#### THE EXERCISE:
Set down exactly the lines running from the line with "Read all visible content and emit it as JSON." to the end of the listing below, both ends included.
——————
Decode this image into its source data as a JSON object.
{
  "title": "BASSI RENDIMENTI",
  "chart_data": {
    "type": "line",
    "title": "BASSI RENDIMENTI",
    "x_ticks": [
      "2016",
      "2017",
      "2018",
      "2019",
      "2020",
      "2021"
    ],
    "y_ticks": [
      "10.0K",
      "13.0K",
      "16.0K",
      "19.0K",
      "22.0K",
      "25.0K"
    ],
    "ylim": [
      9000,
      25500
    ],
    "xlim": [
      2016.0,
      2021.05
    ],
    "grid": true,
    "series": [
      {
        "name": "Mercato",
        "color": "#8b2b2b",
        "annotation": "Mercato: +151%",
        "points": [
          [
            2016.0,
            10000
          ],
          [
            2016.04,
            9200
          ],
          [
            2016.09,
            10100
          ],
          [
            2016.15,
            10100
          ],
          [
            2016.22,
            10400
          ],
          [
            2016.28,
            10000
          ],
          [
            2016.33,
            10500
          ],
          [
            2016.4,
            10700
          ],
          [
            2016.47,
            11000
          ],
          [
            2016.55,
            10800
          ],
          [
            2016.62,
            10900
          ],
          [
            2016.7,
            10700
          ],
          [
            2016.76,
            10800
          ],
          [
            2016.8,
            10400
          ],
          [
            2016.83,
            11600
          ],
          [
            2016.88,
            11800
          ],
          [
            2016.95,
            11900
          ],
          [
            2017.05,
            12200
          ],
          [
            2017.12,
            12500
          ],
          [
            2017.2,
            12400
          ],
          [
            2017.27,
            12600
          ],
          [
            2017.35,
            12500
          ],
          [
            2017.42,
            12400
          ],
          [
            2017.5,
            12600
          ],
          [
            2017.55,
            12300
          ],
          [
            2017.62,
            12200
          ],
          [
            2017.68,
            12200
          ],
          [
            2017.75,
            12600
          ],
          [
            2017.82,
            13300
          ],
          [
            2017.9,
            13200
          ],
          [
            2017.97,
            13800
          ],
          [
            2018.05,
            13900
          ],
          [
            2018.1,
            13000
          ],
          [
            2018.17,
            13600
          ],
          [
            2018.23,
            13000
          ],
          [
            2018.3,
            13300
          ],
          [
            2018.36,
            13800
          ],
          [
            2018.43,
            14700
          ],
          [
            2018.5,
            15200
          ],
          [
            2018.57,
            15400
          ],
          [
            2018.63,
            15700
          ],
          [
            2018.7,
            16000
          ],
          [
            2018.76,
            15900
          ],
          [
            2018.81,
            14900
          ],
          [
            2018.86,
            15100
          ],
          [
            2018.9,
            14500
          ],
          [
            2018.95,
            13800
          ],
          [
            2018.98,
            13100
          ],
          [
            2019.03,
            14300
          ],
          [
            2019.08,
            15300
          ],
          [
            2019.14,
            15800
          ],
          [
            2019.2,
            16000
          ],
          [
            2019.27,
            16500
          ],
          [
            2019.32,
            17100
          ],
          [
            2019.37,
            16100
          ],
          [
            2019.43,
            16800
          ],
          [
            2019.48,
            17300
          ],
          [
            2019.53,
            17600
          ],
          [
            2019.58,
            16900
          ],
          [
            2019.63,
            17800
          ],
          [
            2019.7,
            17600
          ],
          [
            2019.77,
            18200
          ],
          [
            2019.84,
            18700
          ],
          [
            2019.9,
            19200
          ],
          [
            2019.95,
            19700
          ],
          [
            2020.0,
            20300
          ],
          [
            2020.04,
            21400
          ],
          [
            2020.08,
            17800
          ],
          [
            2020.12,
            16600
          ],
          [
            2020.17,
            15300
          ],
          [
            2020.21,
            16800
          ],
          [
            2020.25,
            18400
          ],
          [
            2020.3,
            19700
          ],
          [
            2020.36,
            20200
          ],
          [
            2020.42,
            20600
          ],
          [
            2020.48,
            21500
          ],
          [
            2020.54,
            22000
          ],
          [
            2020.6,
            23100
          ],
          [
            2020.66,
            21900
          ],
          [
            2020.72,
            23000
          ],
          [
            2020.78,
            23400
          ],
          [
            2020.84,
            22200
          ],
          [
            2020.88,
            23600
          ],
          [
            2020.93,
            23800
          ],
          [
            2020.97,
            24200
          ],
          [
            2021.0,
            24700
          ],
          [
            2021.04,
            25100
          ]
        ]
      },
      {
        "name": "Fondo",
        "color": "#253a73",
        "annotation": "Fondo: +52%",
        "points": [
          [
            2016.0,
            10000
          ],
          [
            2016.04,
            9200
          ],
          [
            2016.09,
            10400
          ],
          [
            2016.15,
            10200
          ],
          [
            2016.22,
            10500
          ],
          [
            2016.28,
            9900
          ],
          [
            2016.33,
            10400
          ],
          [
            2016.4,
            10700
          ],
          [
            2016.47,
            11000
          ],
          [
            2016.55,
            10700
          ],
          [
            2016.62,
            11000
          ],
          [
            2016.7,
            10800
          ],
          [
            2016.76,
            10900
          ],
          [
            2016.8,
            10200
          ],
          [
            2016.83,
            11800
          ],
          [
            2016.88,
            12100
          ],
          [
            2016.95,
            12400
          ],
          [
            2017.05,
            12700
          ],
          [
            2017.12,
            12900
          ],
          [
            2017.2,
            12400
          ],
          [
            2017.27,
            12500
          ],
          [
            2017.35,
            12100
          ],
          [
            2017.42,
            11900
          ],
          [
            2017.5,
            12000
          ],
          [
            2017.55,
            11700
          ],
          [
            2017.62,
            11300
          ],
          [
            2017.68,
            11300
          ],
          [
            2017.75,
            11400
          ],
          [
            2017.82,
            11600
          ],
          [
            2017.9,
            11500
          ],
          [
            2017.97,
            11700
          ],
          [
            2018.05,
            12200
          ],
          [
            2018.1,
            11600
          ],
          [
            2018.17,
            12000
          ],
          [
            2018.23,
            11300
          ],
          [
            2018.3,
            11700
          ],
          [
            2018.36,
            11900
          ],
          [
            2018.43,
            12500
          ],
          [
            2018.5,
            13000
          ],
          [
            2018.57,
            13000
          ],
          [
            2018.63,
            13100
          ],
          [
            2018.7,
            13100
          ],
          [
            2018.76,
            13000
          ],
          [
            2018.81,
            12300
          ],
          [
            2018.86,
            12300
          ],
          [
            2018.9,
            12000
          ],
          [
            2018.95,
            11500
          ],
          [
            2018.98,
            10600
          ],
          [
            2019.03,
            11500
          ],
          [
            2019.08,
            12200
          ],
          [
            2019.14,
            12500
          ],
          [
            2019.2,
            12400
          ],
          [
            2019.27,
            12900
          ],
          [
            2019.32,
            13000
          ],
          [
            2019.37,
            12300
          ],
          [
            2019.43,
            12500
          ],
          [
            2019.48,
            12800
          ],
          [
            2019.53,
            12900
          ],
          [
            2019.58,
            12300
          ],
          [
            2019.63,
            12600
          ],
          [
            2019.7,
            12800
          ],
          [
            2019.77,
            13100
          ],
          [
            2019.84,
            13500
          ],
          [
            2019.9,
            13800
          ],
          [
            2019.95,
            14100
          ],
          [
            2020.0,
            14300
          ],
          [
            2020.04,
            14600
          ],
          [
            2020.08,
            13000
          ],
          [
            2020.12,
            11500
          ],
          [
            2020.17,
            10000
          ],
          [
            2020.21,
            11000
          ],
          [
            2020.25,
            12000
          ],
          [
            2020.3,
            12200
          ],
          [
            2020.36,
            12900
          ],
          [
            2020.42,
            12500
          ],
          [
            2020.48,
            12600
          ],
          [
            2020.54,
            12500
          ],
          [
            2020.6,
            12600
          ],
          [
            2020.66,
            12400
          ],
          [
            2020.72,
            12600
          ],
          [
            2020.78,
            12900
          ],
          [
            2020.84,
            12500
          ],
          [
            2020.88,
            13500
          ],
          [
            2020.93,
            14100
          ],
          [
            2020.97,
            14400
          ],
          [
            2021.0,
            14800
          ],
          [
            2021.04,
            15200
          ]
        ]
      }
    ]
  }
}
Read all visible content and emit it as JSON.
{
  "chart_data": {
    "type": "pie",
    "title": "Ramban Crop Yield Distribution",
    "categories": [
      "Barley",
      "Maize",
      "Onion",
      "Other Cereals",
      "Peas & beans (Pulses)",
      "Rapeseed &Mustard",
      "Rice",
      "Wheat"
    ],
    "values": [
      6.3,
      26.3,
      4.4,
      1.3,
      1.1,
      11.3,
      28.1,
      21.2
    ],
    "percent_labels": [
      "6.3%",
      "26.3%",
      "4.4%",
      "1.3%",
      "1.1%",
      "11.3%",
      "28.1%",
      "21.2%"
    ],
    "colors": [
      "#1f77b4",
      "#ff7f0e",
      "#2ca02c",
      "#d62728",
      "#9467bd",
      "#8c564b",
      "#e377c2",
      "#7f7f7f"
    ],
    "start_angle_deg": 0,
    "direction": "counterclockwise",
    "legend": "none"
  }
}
——————
#### RESULT OF THIS TASK:
Read all visible content and emit it as JSON.
{
  "chart_data": {
    "type": "pie",
    "title": "Ramban Crop Yield Distribution",
    "categories": [
      "Barley",
      "Maize",
      "Onion",
      "Other Cereals",
      "Peas & beans (Pulses)",
      "Rapeseed &Mustard",
      "Rice",
      "Wheat"
    ],
    "values": [
      6.3,
      26.3,
      4.4,
      1.3,
      1.1,
      11.3,
      28.1,
      21.2
    ],
    "percent_labels": [
      "6.3%",
      "26.3%",
      "4.4%",
      "1.3%",
      "1.1%",
      "11.3%",
      "28.1%",
      "21.2%"
    ],
    "colors": [
      "#1f77b4",
      "#ff7f0e",
      "#2ca02c",
      "#d62728",
      "#9467bd",
      "#8c564b",
      "#e377c2",
      "#7f7f7f"
    ],
    "start_angle_deg": 0,
    "direction": "counterclockwise",
    "legend": "none"
  }
}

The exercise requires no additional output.